--- The request ---
Check each line below for the word "color", and copy those that have it.

--- Data lines ---
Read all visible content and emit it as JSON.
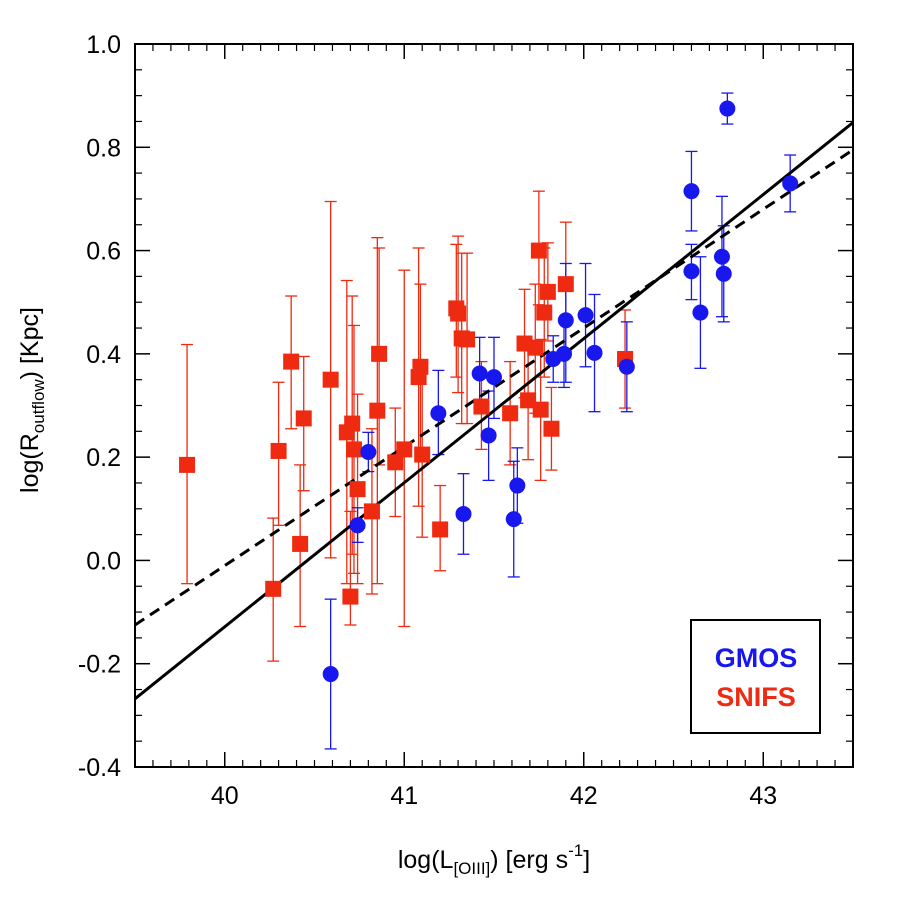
{
  "chart_data": {
    "type": "scatter",
    "title": "",
    "xlabel": {
      "prefix": "log(L",
      "sub": "[OIII]",
      "suffix": ") [erg s",
      "sup": "-1",
      "close": "]"
    },
    "ylabel": {
      "prefix": "log(R",
      "sub": "outflow",
      "suffix": ") [Kpc]"
    },
    "xlim": [
      39.5,
      43.5
    ],
    "ylim": [
      -0.4,
      1.0
    ],
    "x_ticks": [
      40,
      41,
      42,
      43
    ],
    "x_tick_labels": [
      "40",
      "41",
      "42",
      "43"
    ],
    "y_ticks": [
      -0.4,
      -0.2,
      0.0,
      0.2,
      0.4,
      0.6,
      0.8,
      1.0
    ],
    "y_tick_labels": [
      "-0.4",
      "-0.2",
      "0.0",
      "0.2",
      "0.4",
      "0.6",
      "0.8",
      "1.0"
    ],
    "grid": false,
    "legend": {
      "position": "bottom-right",
      "entries": [
        {
          "label": "GMOS",
          "color": "#1818ee"
        },
        {
          "label": "SNIFS",
          "color": "#ee2a10"
        }
      ]
    },
    "fit_lines": [
      {
        "name": "solid fit",
        "style": "solid",
        "color": "#000000",
        "x": [
          39.5,
          43.5
        ],
        "y": [
          -0.268,
          0.848
        ]
      },
      {
        "name": "dashed fit",
        "style": "dashed",
        "color": "#000000",
        "x": [
          39.5,
          43.5
        ],
        "y": [
          -0.125,
          0.795
        ]
      }
    ],
    "series": [
      {
        "name": "SNIFS",
        "marker": "square",
        "color": "#ee2a10",
        "points": [
          {
            "x": 39.79,
            "y": 0.185,
            "lo": -0.045,
            "hi": 0.418
          },
          {
            "x": 40.27,
            "y": -0.055,
            "lo": -0.195,
            "hi": 0.082
          },
          {
            "x": 40.3,
            "y": 0.212,
            "lo": 0.068,
            "hi": 0.345
          },
          {
            "x": 40.37,
            "y": 0.385,
            "lo": 0.255,
            "hi": 0.512
          },
          {
            "x": 40.42,
            "y": 0.032,
            "lo": -0.128,
            "hi": 0.185
          },
          {
            "x": 40.44,
            "y": 0.275,
            "lo": 0.135,
            "hi": 0.395
          },
          {
            "x": 40.59,
            "y": 0.35,
            "lo": 0.005,
            "hi": 0.695
          },
          {
            "x": 40.68,
            "y": 0.248,
            "lo": -0.045,
            "hi": 0.542
          },
          {
            "x": 40.7,
            "y": -0.07,
            "lo": -0.125,
            "hi": 0.095
          },
          {
            "x": 40.71,
            "y": 0.265,
            "lo": 0.012,
            "hi": 0.512
          },
          {
            "x": 40.72,
            "y": 0.215,
            "lo": -0.025,
            "hi": 0.455
          },
          {
            "x": 40.74,
            "y": 0.138,
            "lo": -0.045,
            "hi": 0.322
          },
          {
            "x": 40.82,
            "y": 0.095,
            "lo": -0.065,
            "hi": 0.255
          },
          {
            "x": 40.85,
            "y": 0.29,
            "lo": -0.045,
            "hi": 0.625
          },
          {
            "x": 40.86,
            "y": 0.4,
            "lo": 0.185,
            "hi": 0.605
          },
          {
            "x": 40.95,
            "y": 0.19,
            "lo": 0.085,
            "hi": 0.295
          },
          {
            "x": 41.0,
            "y": 0.215,
            "lo": -0.128,
            "hi": 0.562
          },
          {
            "x": 41.08,
            "y": 0.355,
            "lo": 0.105,
            "hi": 0.605
          },
          {
            "x": 41.09,
            "y": 0.375,
            "lo": 0.215,
            "hi": 0.535
          },
          {
            "x": 41.1,
            "y": 0.205,
            "lo": 0.045,
            "hi": 0.365
          },
          {
            "x": 41.2,
            "y": 0.06,
            "lo": -0.02,
            "hi": 0.145
          },
          {
            "x": 41.29,
            "y": 0.488,
            "lo": 0.355,
            "hi": 0.612
          },
          {
            "x": 41.3,
            "y": 0.478,
            "lo": 0.325,
            "hi": 0.628
          },
          {
            "x": 41.32,
            "y": 0.43,
            "lo": 0.265,
            "hi": 0.595
          },
          {
            "x": 41.35,
            "y": 0.428,
            "lo": 0.265,
            "hi": 0.595
          },
          {
            "x": 41.43,
            "y": 0.298,
            "lo": 0.215,
            "hi": 0.385
          },
          {
            "x": 41.59,
            "y": 0.285,
            "lo": 0.185,
            "hi": 0.385
          },
          {
            "x": 41.67,
            "y": 0.42,
            "lo": 0.315,
            "hi": 0.525
          },
          {
            "x": 41.69,
            "y": 0.31,
            "lo": 0.195,
            "hi": 0.422
          },
          {
            "x": 41.73,
            "y": 0.412,
            "lo": 0.285,
            "hi": 0.535
          },
          {
            "x": 41.75,
            "y": 0.6,
            "lo": 0.495,
            "hi": 0.715
          },
          {
            "x": 41.76,
            "y": 0.292,
            "lo": 0.155,
            "hi": 0.428
          },
          {
            "x": 41.78,
            "y": 0.48,
            "lo": 0.355,
            "hi": 0.605
          },
          {
            "x": 41.8,
            "y": 0.52,
            "lo": 0.425,
            "hi": 0.615
          },
          {
            "x": 41.82,
            "y": 0.255,
            "lo": 0.175,
            "hi": 0.335
          },
          {
            "x": 41.9,
            "y": 0.535,
            "lo": 0.405,
            "hi": 0.655
          },
          {
            "x": 42.23,
            "y": 0.39,
            "lo": 0.295,
            "hi": 0.485
          }
        ]
      },
      {
        "name": "GMOS",
        "marker": "circle",
        "color": "#1818ee",
        "points": [
          {
            "x": 40.59,
            "y": -0.22,
            "lo": -0.365,
            "hi": -0.075
          },
          {
            "x": 40.74,
            "y": 0.068,
            "lo": 0.035,
            "hi": 0.102
          },
          {
            "x": 40.8,
            "y": 0.21,
            "lo": 0.172,
            "hi": 0.248
          },
          {
            "x": 41.19,
            "y": 0.285,
            "lo": 0.205,
            "hi": 0.368
          },
          {
            "x": 41.33,
            "y": 0.09,
            "lo": 0.012,
            "hi": 0.168
          },
          {
            "x": 41.42,
            "y": 0.362,
            "lo": 0.295,
            "hi": 0.432
          },
          {
            "x": 41.47,
            "y": 0.242,
            "lo": 0.155,
            "hi": 0.328
          },
          {
            "x": 41.5,
            "y": 0.355,
            "lo": 0.275,
            "hi": 0.432
          },
          {
            "x": 41.61,
            "y": 0.08,
            "lo": -0.032,
            "hi": 0.192
          },
          {
            "x": 41.63,
            "y": 0.145,
            "lo": 0.072,
            "hi": 0.218
          },
          {
            "x": 41.83,
            "y": 0.39,
            "lo": 0.345,
            "hi": 0.435
          },
          {
            "x": 41.89,
            "y": 0.4,
            "lo": 0.335,
            "hi": 0.465
          },
          {
            "x": 41.9,
            "y": 0.465,
            "lo": 0.345,
            "hi": 0.575
          },
          {
            "x": 42.01,
            "y": 0.475,
            "lo": 0.375,
            "hi": 0.575
          },
          {
            "x": 42.06,
            "y": 0.402,
            "lo": 0.288,
            "hi": 0.515
          },
          {
            "x": 42.24,
            "y": 0.375,
            "lo": 0.288,
            "hi": 0.462
          },
          {
            "x": 42.6,
            "y": 0.715,
            "lo": 0.638,
            "hi": 0.792
          },
          {
            "x": 42.6,
            "y": 0.56,
            "lo": 0.505,
            "hi": 0.612
          },
          {
            "x": 42.65,
            "y": 0.48,
            "lo": 0.372,
            "hi": 0.588
          },
          {
            "x": 42.77,
            "y": 0.588,
            "lo": 0.472,
            "hi": 0.705
          },
          {
            "x": 42.78,
            "y": 0.555,
            "lo": 0.462,
            "hi": 0.648
          },
          {
            "x": 42.8,
            "y": 0.875,
            "lo": 0.845,
            "hi": 0.905
          },
          {
            "x": 43.15,
            "y": 0.73,
            "lo": 0.675,
            "hi": 0.785
          }
        ]
      }
    ]
  }
}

--- Reply ---
          "color": "#1818ee"
          "color": "#ee2a10"
        "color": "#000000",
        "color": "#000000",
        "color": "#ee2a10",
        "color": "#1818ee",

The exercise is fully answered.